Render every line of the rows below as a numbered list, omitting blank lines.
==========
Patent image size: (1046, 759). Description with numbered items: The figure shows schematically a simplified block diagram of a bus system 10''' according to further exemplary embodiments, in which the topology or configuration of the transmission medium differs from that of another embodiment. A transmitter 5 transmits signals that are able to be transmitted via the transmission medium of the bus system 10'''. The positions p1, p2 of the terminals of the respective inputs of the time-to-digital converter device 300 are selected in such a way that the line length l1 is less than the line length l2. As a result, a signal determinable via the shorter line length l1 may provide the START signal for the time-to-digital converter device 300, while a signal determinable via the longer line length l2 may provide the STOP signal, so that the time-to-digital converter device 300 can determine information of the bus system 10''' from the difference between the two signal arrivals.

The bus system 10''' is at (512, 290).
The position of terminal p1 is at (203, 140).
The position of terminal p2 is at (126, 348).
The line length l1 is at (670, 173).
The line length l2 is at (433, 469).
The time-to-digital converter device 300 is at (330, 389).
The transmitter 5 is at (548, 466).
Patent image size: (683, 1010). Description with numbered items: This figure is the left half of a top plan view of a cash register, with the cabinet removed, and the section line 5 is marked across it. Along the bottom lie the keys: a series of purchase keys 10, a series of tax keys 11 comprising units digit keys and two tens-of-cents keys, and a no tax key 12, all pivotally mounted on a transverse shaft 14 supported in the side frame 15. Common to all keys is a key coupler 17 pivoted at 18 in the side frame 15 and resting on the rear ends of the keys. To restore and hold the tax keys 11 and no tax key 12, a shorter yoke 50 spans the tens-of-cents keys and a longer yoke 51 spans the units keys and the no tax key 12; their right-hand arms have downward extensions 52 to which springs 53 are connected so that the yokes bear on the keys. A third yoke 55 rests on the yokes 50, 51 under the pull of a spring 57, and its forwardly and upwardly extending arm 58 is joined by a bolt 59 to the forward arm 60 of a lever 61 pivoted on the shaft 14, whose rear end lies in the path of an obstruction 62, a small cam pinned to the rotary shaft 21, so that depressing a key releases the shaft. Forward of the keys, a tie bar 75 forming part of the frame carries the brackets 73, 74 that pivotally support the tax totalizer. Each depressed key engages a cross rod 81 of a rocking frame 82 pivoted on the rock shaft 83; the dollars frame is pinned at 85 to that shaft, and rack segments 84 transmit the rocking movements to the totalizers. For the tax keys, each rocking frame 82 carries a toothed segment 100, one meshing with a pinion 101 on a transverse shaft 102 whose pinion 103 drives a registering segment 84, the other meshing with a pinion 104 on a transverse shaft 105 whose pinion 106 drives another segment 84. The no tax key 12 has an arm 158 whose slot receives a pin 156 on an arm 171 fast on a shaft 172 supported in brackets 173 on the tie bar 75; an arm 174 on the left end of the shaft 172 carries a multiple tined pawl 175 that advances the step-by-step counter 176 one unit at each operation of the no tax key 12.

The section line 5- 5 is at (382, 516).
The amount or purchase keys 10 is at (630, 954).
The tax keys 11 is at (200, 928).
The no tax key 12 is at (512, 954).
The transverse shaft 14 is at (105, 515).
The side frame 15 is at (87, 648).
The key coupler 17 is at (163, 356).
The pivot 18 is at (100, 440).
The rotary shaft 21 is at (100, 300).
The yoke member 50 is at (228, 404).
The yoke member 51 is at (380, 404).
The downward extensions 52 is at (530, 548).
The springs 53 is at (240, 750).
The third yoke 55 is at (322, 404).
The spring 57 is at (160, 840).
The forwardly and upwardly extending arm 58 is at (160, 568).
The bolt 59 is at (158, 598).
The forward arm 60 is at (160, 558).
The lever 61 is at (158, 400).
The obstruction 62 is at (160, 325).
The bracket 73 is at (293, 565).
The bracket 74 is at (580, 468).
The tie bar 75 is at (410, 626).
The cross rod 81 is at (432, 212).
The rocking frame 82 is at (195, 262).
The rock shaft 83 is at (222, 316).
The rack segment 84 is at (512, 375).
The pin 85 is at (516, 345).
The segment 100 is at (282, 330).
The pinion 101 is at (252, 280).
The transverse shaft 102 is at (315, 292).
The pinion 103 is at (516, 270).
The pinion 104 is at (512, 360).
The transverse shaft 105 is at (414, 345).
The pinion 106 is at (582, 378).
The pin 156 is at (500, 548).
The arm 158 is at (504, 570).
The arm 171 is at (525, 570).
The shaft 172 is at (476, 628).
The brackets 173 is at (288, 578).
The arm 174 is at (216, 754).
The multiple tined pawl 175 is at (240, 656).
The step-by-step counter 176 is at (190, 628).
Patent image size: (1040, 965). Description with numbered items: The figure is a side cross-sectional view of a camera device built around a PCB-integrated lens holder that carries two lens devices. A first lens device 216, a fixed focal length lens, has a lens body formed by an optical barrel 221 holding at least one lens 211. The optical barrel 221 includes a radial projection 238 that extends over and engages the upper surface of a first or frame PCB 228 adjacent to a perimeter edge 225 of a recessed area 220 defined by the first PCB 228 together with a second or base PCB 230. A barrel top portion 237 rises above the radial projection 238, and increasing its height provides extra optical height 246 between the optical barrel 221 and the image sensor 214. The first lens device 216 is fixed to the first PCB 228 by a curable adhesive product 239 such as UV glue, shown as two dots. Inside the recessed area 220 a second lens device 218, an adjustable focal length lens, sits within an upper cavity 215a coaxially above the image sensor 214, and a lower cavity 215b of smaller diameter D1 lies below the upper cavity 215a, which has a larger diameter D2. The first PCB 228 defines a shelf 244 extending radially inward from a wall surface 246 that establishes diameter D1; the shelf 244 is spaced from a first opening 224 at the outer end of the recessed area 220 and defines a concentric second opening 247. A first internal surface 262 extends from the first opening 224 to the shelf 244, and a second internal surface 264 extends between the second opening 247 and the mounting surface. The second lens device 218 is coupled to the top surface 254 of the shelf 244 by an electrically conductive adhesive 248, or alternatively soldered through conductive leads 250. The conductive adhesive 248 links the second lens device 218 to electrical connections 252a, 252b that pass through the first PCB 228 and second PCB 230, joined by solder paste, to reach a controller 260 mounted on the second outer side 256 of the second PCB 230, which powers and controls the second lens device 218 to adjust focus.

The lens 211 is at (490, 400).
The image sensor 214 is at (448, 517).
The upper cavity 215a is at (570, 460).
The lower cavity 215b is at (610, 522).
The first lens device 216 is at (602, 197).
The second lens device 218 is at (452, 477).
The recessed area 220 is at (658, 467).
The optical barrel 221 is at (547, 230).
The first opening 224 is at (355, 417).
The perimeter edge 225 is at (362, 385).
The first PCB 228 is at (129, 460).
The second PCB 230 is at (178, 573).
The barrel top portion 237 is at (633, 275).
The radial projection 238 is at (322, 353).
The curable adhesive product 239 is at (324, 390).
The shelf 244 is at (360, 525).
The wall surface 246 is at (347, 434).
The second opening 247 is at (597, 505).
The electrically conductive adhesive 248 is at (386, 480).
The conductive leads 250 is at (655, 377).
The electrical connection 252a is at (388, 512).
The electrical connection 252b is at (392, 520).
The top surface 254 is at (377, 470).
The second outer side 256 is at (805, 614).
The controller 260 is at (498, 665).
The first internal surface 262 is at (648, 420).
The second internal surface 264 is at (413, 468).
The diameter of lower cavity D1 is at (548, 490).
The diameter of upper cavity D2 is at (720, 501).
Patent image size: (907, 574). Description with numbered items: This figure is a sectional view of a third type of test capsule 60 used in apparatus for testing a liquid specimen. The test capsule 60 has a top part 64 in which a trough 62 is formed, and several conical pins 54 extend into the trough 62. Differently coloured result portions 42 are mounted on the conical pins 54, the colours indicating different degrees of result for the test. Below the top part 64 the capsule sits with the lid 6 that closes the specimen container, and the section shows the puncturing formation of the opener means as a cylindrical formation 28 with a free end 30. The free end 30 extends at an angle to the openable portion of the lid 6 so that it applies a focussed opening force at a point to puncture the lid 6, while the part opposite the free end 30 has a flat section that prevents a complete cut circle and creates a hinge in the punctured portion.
==========
COMPLETE ANSWER ->
1. Patent image size: (1046, 759). Description with numbered items: The figure shows schematically a simplified block diagram of a bus system 10''' according to further exemplary embodiments, in which the topology or configuration of the transmission medium differs from that of another embodiment. A transmitter 5 transmits signals that are able to be transmitted via the transmission medium of the bus system 10'''. The positions p1, p2 of the terminals of the respective inputs of the time-to-digital converter device 300 are selected in such a way that the line length l1 is less than the line length l2. As a result, a signal determinable via the shorter line length l1 may provide the START signal for the time-to-digital converter device 300, while a signal determinable via the longer line length l2 may provide the STOP signal, so that the time-to-digital converter device 300 can determine information of the bus system 10''' from the difference between the two signal arrivals.
2. The bus system 10''' is at (512, 290).
3. The position of terminal p1 is at (203, 140).
4. The position of terminal p2 is at (126, 348).
5. The line length l1 is at (670, 173).
6. The line length l2 is at (433, 469).
7. The time-to-digital converter device 300 is at (330, 389).
8. The transmitter 5 is at (548, 466).
9. Patent image size: (683, 1010). Description with numbered items: This figure is the left half of a top plan view of a cash register, with the cabinet removed, and the section line 5 is marked across it. Along the bottom lie the keys: a series of purchase keys 10, a series of tax keys 11 comprising units digit keys and two tens-of-cents keys, and a no tax key 12, all pivotally mounted on a transverse shaft 14 supported in the side frame 15. Common to all keys is a key coupler 17 pivoted at 18 in the side frame 15 and resting on the rear ends of the keys. To restore and hold the tax keys 11 and no tax key 12, a shorter yoke 50 spans the tens-of-cents keys and a longer yoke 51 spans the units keys and the no tax key 12; their right-hand arms have downward extensions 52 to which springs 53 are connected so that the yokes bear on the keys. A third yoke 55 rests on the yokes 50, 51 under the pull of a spring 57, and its forwardly and upwardly extending arm 58 is joined by a bolt 59 to the forward arm 60 of a lever 61 pivoted on the shaft 14, whose rear end lies in the path of an obstruction 62, a small cam pinned to the rotary shaft 21, so that depressing a key releases the shaft. Forward of the keys, a tie bar 75 forming part of the frame carries the brackets 73, 74 that pivotally support the tax totalizer. Each depressed key engages a cross rod 81 of a rocking frame 82 pivoted on the rock shaft 83; the dollars frame is pinned at 85 to that shaft, and rack segments 84 transmit the rocking movements to the totalizers. For the tax keys, each rocking frame 82 carries a toothed segment 100, one meshing with a pinion 101 on a transverse shaft 102 whose pinion 103 drives a registering segment 84, the other meshing with a pinion 104 on a transverse shaft 105 whose pinion 106 drives another segment 84. The no tax key 12 has an arm 158 whose slot receives a pin 156 on an arm 171 fast on a shaft 172 supported in brackets 173 on the tie bar 75; an arm 174 on the left end of the shaft 172 carries a multiple tined pawl 175 that advances the step-by-step counter 176 one unit at each operation of the no tax key 12.
10. The section line 5- 5 is at (382, 516).
11. The amount or purchase keys 10 is at (630, 954).
12. The tax keys 11 is at (200, 928).
13. The no tax key 12 is at (512, 954).
14. The transverse shaft 14 is at (105, 515).
15. The side frame 15 is at (87, 648).
16. The key coupler 17 is at (163, 356).
17. The pivot 18 is at (100, 440).
18. The rotary shaft 21 is at (100, 300).
19. The yoke member 50 is at (228, 404).
20. The yoke member 51 is at (380, 404).
21. The downward extensions 52 is at (530, 548).
22. The springs 53 is at (240, 750).
23. The third yoke 55 is at (322, 404).
24. The spring 57 is at (160, 840).
25. The forwardly and upwardly extending arm 58 is at (160, 568).
26. The bolt 59 is at (158, 598).
27. The forward arm 60 is at (160, 558).
28. The lever 61 is at (158, 400).
29. The obstruction 62 is at (160, 325).
30. The bracket 73 is at (293, 565).
31. The bracket 74 is at (580, 468).
32. The tie bar 75 is at (410, 626).
33. The cross rod 81 is at (432, 212).
34. The rocking frame 82 is at (195, 262).
35. The rock shaft 83 is at (222, 316).
36. The rack segment 84 is at (512, 375).
37. The pin 85 is at (516, 345).
38. The segment 100 is at (282, 330).
39. The pinion 101 is at (252, 280).
40. The transverse shaft 102 is at (315, 292).
41. The pinion 103 is at (516, 270).
42. The pinion 104 is at (512, 360).
43. The transverse shaft 105 is at (414, 345).
44. The pinion 106 is at (582, 378).
45. The pin 156 is at (500, 548).
46. The arm 158 is at (504, 570).
47. The arm 171 is at (525, 570).
48. The shaft 172 is at (476, 628).
49. The brackets 173 is at (288, 578).
50. The arm 174 is at (216, 754).
51. The multiple tined pawl 175 is at (240, 656).
52. The step-by-step counter 176 is at (190, 628).
53. Patent image size: (1040, 965). Description with numbered items: The figure is a side cross-sectional view of a camera device built around a PCB-integrated lens holder that carries two lens devices. A first lens device 216, a fixed focal length lens, has a lens body formed by an optical barrel 221 holding at least one lens 211. The optical barrel 221 includes a radial projection 238 that extends over and engages the upper surface of a first or frame PCB 228 adjacent to a perimeter edge 225 of a recessed area 220 defined by the first PCB 228 together with a second or base PCB 230. A barrel top portion 237 rises above the radial projection 238, and increasing its height provides extra optical height 246 between the optical barrel 221 and the image sensor 214. The first lens device 216 is fixed to the first PCB 228 by a curable adhesive product 239 such as UV glue, shown as two dots. Inside the recessed area 220 a second lens device 218, an adjustable focal length lens, sits within an upper cavity 215a coaxially above the image sensor 214, and a lower cavity 215b of smaller diameter D1 lies below the upper cavity 215a, which has a larger diameter D2. The first PCB 228 defines a shelf 244 extending radially inward from a wall surface 246 that establishes diameter D1; the shelf 244 is spaced from a first opening 224 at the outer end of the recessed area 220 and defines a concentric second opening 247. A first internal surface 262 extends from the first opening 224 to the shelf 244, and a second internal surface 264 extends between the second opening 247 and the mounting surface. The second lens device 218 is coupled to the top surface 254 of the shelf 244 by an electrically conductive adhesive 248, or alternatively soldered through conductive leads 250. The conductive adhesive 248 links the second lens device 218 to electrical connections 252a, 252b that pass through the first PCB 228 and second PCB 230, joined by solder paste, to reach a controller 260 mounted on the second outer side 256 of the second PCB 230, which powers and controls the second lens device 218 to adjust focus.
54. The lens 211 is at (490, 400).
55. The image sensor 214 is at (448, 517).
56. The upper cavity 215a is at (570, 460).
57. The lower cavity 215b is at (610, 522).
58. The first lens device 216 is at (602, 197).
59. The second lens device 218 is at (452, 477).
60. The recessed area 220 is at (658, 467).
61. The optical barrel 221 is at (547, 230).
62. The first opening 224 is at (355, 417).
63. The perimeter edge 225 is at (362, 385).
64. The first PCB 228 is at (129, 460).
65. The second PCB 230 is at (178, 573).
66. The barrel top portion 237 is at (633, 275).
67. The radial projection 238 is at (322, 353).
68. The curable adhesive product 239 is at (324, 390).
69. The shelf 244 is at (360, 525).
70. The wall surface 246 is at (347, 434).
71. The second opening 247 is at (597, 505).
72. The electrically conductive adhesive 248 is at (386, 480).
73. The conductive leads 250 is at (655, 377).
74. The electrical connection 252a is at (388, 512).
75. The electrical connection 252b is at (392, 520).
76. The top surface 254 is at (377, 470).
77. The second outer side 256 is at (805, 614).
78. The controller 260 is at (498, 665).
79. The first internal surface 262 is at (648, 420).
80. The second internal surface 264 is at (413, 468).
81. The diameter of lower cavity D1 is at (548, 490).
82. The diameter of upper cavity D2 is at (720, 501).
83. Patent image size: (907, 574). Description with numbered items: This figure is a sectional view of a third type of test capsule 60 used in apparatus for testing a liquid specimen. The test capsule 60 has a top part 64 in which a trough 62 is formed, and several conical pins 54 extend into the trough 62. Differently coloured result portions 42 are mounted on the conical pins 54, the colours indicating different degrees of result for the test. Below the top part 64 the capsule sits with the lid 6 that closes the specimen container, and the section shows the puncturing formation of the opener means as a cylindrical formation 28 with a free end 30. The free end 30 extends at an angle to the openable portion of the lid 6 so that it applies a focussed opening force at a point to puncture the lid 6, while the part opposite the free end 30 has a flat section that prevents a complete cut circle and creates a hinge in the punctured portion.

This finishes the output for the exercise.